● **Set task**
Look for the word "Sicilian" in the entries below, then copy every line that has it.

● **Provided records**
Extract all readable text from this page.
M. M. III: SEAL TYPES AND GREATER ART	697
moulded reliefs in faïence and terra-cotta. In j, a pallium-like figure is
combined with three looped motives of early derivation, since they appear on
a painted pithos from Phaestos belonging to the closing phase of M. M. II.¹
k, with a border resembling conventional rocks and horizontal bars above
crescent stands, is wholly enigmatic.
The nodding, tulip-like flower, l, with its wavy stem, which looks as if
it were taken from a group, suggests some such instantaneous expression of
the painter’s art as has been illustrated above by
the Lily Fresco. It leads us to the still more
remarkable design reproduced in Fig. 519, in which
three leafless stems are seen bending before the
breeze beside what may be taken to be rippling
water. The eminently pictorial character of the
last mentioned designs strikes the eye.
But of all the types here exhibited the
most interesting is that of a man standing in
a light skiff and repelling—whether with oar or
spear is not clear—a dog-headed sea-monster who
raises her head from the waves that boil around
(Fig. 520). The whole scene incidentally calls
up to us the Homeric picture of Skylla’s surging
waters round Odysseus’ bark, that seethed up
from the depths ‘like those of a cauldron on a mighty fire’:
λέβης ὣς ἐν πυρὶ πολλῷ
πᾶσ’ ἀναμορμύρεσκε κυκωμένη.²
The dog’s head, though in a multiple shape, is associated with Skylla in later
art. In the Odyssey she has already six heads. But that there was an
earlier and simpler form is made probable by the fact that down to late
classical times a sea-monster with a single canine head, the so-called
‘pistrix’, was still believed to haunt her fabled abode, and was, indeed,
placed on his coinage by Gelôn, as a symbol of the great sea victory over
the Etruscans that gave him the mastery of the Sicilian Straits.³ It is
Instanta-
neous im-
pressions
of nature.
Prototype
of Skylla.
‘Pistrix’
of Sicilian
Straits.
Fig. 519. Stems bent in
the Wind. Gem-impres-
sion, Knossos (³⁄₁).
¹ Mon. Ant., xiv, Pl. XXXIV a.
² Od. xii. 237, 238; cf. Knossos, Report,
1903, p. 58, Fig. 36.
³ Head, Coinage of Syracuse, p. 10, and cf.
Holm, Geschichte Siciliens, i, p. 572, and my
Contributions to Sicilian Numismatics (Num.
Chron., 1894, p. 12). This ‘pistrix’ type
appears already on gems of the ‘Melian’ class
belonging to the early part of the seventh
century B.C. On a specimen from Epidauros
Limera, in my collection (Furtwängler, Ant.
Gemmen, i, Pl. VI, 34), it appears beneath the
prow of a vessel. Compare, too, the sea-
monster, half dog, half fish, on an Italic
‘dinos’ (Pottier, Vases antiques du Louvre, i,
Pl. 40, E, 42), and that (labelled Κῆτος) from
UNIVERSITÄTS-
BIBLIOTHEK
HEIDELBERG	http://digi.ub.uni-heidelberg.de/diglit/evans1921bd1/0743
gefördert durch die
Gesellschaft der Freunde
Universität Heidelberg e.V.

● **The solution**
the Etruscans that gave him the mastery of the Sicilian Straits.³ It is
of Sicilian
Contributions to Sicilian Numismatics (Num.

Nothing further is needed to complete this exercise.